--- BEGIN ---

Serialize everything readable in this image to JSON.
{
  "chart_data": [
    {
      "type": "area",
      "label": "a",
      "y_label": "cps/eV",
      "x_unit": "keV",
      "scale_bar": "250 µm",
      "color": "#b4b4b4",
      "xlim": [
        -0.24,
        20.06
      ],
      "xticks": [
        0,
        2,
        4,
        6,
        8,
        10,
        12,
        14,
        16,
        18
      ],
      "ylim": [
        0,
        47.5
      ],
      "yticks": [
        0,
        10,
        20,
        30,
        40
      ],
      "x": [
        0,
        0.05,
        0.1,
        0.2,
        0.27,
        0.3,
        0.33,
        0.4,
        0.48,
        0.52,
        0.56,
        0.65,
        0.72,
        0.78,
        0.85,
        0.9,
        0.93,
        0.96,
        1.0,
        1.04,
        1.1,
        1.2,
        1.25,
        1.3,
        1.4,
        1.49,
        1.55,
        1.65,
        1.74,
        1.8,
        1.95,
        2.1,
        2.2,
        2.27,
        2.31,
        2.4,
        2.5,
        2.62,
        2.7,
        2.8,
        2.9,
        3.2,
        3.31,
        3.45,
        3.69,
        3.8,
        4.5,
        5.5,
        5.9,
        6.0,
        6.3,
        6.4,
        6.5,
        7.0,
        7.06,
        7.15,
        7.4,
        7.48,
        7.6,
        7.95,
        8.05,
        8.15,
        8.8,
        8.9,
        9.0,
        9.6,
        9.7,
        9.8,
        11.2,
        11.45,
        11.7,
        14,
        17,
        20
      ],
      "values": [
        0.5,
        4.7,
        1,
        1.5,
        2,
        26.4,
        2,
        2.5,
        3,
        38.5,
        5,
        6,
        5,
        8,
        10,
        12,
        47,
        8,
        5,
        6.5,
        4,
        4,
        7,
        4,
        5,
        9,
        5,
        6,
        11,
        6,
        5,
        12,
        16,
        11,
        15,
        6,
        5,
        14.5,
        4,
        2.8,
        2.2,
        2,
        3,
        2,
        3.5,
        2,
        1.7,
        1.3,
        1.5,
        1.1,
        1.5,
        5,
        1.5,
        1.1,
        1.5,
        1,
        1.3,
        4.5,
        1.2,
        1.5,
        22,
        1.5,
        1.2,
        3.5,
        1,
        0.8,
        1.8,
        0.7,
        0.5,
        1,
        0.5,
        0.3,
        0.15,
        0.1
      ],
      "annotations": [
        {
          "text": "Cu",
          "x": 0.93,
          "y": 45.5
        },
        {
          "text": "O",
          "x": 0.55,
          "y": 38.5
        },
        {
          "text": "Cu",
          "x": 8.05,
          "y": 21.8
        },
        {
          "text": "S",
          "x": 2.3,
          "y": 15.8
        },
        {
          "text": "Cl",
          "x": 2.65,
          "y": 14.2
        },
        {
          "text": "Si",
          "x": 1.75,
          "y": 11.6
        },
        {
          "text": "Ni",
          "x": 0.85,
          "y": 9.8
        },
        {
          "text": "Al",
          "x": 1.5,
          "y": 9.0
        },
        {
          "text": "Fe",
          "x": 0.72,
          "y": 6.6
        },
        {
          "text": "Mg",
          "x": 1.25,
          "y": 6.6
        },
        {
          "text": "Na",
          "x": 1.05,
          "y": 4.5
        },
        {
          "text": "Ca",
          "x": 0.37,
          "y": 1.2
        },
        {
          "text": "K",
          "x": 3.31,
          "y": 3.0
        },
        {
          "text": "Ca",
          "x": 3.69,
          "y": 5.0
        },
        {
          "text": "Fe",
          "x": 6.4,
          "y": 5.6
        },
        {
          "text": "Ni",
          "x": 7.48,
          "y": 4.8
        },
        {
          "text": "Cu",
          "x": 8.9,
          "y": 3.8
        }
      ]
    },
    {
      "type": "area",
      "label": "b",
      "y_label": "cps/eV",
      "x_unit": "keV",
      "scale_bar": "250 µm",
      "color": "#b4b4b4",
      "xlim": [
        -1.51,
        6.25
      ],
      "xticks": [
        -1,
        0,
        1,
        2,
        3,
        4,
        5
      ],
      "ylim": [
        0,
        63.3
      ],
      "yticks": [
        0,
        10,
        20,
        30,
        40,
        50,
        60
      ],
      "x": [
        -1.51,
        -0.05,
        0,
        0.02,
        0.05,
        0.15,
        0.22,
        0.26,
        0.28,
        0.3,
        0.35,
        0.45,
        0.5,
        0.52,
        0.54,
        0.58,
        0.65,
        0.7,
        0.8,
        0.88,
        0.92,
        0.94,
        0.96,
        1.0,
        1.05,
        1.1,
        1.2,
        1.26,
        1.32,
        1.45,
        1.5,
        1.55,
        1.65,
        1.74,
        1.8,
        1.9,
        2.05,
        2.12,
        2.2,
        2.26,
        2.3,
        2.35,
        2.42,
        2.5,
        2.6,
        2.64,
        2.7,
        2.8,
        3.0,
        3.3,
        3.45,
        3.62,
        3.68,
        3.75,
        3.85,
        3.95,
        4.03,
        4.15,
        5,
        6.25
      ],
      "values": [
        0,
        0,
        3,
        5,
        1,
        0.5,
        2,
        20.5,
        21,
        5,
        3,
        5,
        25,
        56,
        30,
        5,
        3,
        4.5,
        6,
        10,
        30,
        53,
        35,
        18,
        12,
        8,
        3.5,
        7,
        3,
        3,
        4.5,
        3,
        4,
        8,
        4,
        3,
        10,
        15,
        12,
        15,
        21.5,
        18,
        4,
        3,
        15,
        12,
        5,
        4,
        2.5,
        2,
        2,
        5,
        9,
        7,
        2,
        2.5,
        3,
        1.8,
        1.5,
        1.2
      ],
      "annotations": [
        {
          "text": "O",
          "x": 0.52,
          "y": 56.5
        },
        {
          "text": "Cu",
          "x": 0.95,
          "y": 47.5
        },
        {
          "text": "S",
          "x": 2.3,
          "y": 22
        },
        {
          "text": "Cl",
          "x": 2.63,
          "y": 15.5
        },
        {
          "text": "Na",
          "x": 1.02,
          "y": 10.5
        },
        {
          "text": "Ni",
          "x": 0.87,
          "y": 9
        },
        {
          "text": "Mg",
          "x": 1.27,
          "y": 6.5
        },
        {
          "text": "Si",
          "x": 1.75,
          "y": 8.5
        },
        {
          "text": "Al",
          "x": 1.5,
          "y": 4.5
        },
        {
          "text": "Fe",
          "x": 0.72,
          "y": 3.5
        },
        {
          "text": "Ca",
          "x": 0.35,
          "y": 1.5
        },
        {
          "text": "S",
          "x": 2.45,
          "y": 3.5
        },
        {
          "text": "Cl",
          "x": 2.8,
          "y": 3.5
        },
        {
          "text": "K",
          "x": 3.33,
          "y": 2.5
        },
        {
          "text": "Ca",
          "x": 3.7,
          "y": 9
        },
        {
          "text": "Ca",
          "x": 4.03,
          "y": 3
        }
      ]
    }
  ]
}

--- END ---

→ **Given problem**:
Repeat all the records. Match each line exactly.

→ **Solved problem**:
Serialize everything readable in this image to JSON.
{
  "chart_data": [
    {
      "type": "area",
      "label": "a",
      "y_label": "cps/eV",
      "x_unit": "keV",
      "scale_bar": "250 µm",
      "color": "#b4b4b4",
      "xlim": [
        -0.24,
        20.06
      ],
      "xticks": [
        0,
        2,
        4,
        6,
        8,
        10,
        12,
        14,
        16,
        18
      ],
      "ylim": [
        0,
        47.5
      ],
      "yticks": [
        0,
        10,
        20,
        30,
        40
      ],
      "x": [
        0,
        0.05,
        0.1,
        0.2,
        0.27,
        0.3,
        0.33,
        0.4,
        0.48,
        0.52,
        0.56,
        0.65,
        0.72,
        0.78,
        0.85,
        0.9,
        0.93,
        0.96,
        1.0,
        1.04,
        1.1,
        1.2,
        1.25,
        1.3,
        1.4,
        1.49,
        1.55,
        1.65,
        1.74,
        1.8,
        1.95,
        2.1,
        2.2,
        2.27,
        2.31,
        2.4,
        2.5,
        2.62,
        2.7,
        2.8,
        2.9,
        3.2,
        3.31,
        3.45,
        3.69,
        3.8,
        4.5,
        5.5,
        5.9,
        6.0,
        6.3,
        6.4,
        6.5,
        7.0,
        7.06,
        7.15,
        7.4,
        7.48,
        7.6,
        7.95,
        8.05,
        8.15,
        8.8,
        8.9,
        9.0,
        9.6,
        9.7,
        9.8,
        11.2,
        11.45,
        11.7,
        14,
        17,
        20
      ],
      "values": [
        0.5,
        4.7,
        1,
        1.5,
        2,
        26.4,
        2,
        2.5,
        3,
        38.5,
        5,
        6,
        5,
        8,
        10,
        12,
        47,
        8,
        5,
        6.5,
        4,
        4,
        7,
        4,
        5,
        9,
        5,
        6,
        11,
        6,
        5,
        12,
        16,
        11,
        15,
        6,
        5,
        14.5,
        4,
        2.8,
        2.2,
        2,
        3,
        2,
        3.5,
        2,
        1.7,
        1.3,
        1.5,
        1.1,
        1.5,
        5,
        1.5,
        1.1,
        1.5,
        1,
        1.3,
        4.5,
        1.2,
        1.5,
        22,
        1.5,
        1.2,
        3.5,
        1,
        0.8,
        1.8,
        0.7,
        0.5,
        1,
        0.5,
        0.3,
        0.15,
        0.1
      ],
      "annotations": [
        {
          "text": "Cu",
          "x": 0.93,
          "y": 45.5
        },
        {
          "text": "O",
          "x": 0.55,
          "y": 38.5
        },
        {
          "text": "Cu",
          "x": 8.05,
          "y": 21.8
        },
        {
          "text": "S",
          "x": 2.3,
          "y": 15.8
        },
        {
          "text": "Cl",
          "x": 2.65,
          "y": 14.2
        },
        {
          "text": "Si",
          "x": 1.75,
          "y": 11.6
        },
        {
          "text": "Ni",
          "x": 0.85,
          "y": 9.8
        },
        {
          "text": "Al",
          "x": 1.5,
          "y": 9.0
        },
        {
          "text": "Fe",
          "x": 0.72,
          "y": 6.6
        },
        {
          "text": "Mg",
          "x": 1.25,
          "y": 6.6
        },
        {
          "text": "Na",
          "x": 1.05,
          "y": 4.5
        },
        {
          "text": "Ca",
          "x": 0.37,
          "y": 1.2
        },
        {
          "text": "K",
          "x": 3.31,
          "y": 3.0
        },
        {
          "text": "Ca",
          "x": 3.69,
          "y": 5.0
        },
        {
          "text": "Fe",
          "x": 6.4,
          "y": 5.6
        },
        {
          "text": "Ni",
          "x": 7.48,
          "y": 4.8
        },
        {
          "text": "Cu",
          "x": 8.9,
          "y": 3.8
        }
      ]
    },
    {
      "type": "area",
      "label": "b",
      "y_label": "cps/eV",
      "x_unit": "keV",
      "scale_bar": "250 µm",
      "color": "#b4b4b4",
      "xlim": [
        -1.51,
        6.25
      ],
      "xticks": [
        -1,
        0,
        1,
        2,
        3,
        4,
        5
      ],
      "ylim": [
        0,
        63.3
      ],
      "yticks": [
        0,
        10,
        20,
        30,
        40,
        50,
        60
      ],
      "x": [
        -1.51,
        -0.05,
        0,
        0.02,
        0.05,
        0.15,
        0.22,
        0.26,
        0.28,
        0.3,
        0.35,
        0.45,
        0.5,
        0.52,
        0.54,
        0.58,
        0.65,
        0.7,
        0.8,
        0.88,
        0.92,
        0.94,
        0.96,
        1.0,
        1.05,
        1.1,
        1.2,
        1.26,
        1.32,
        1.45,
        1.5,
        1.55,
        1.65,
        1.74,
        1.8,
        1.9,
        2.05,
        2.12,
        2.2,
        2.26,
        2.3,
        2.35,
        2.42,
        2.5,
        2.6,
        2.64,
        2.7,
        2.8,
        3.0,
        3.3,
        3.45,
        3.62,
        3.68,
        3.75,
        3.85,
        3.95,
        4.03,
        4.15,
        5,
        6.25
      ],
      "values": [
        0,
        0,
        3,
        5,
        1,
        0.5,
        2,
        20.5,
        21,
        5,
        3,
        5,
        25,
        56,
        30,
        5,
        3,
        4.5,
        6,
        10,
        30,
        53,
        35,
        18,
        12,
        8,
        3.5,
        7,
        3,
        3,
        4.5,
        3,
        4,
        8,
        4,
        3,
        10,
        15,
        12,
        15,
        21.5,
        18,
        4,
        3,
        15,
        12,
        5,
        4,
        2.5,
        2,
        2,
        5,
        9,
        7,
        2,
        2.5,
        3,
        1.8,
        1.5,
        1.2
      ],
      "annotations": [
        {
          "text": "O",
          "x": 0.52,
          "y": 56.5
        },
        {
          "text": "Cu",
          "x": 0.95,
          "y": 47.5
        },
        {
          "text": "S",
          "x": 2.3,
          "y": 22
        },
        {
          "text": "Cl",
          "x": 2.63,
          "y": 15.5
        },
        {
          "text": "Na",
          "x": 1.02,
          "y": 10.5
        },
        {
          "text": "Ni",
          "x": 0.87,
          "y": 9
        },
        {
          "text": "Mg",
          "x": 1.27,
          "y": 6.5
        },
        {
          "text": "Si",
          "x": 1.75,
          "y": 8.5
        },
        {
          "text": "Al",
          "x": 1.5,
          "y": 4.5
        },
        {
          "text": "Fe",
          "x": 0.72,
          "y": 3.5
        },
        {
          "text": "Ca",
          "x": 0.35,
          "y": 1.5
        },
        {
          "text": "S",
          "x": 2.45,
          "y": 3.5
        },
        {
          "text": "Cl",
          "x": 2.8,
          "y": 3.5
        },
        {
          "text": "K",
          "x": 3.33,
          "y": 2.5
        },
        {
          "text": "Ca",
          "x": 3.7,
          "y": 9
        },
        {
          "text": "Ca",
          "x": 4.03,
          "y": 3
        }
      ]
    }
  ]
}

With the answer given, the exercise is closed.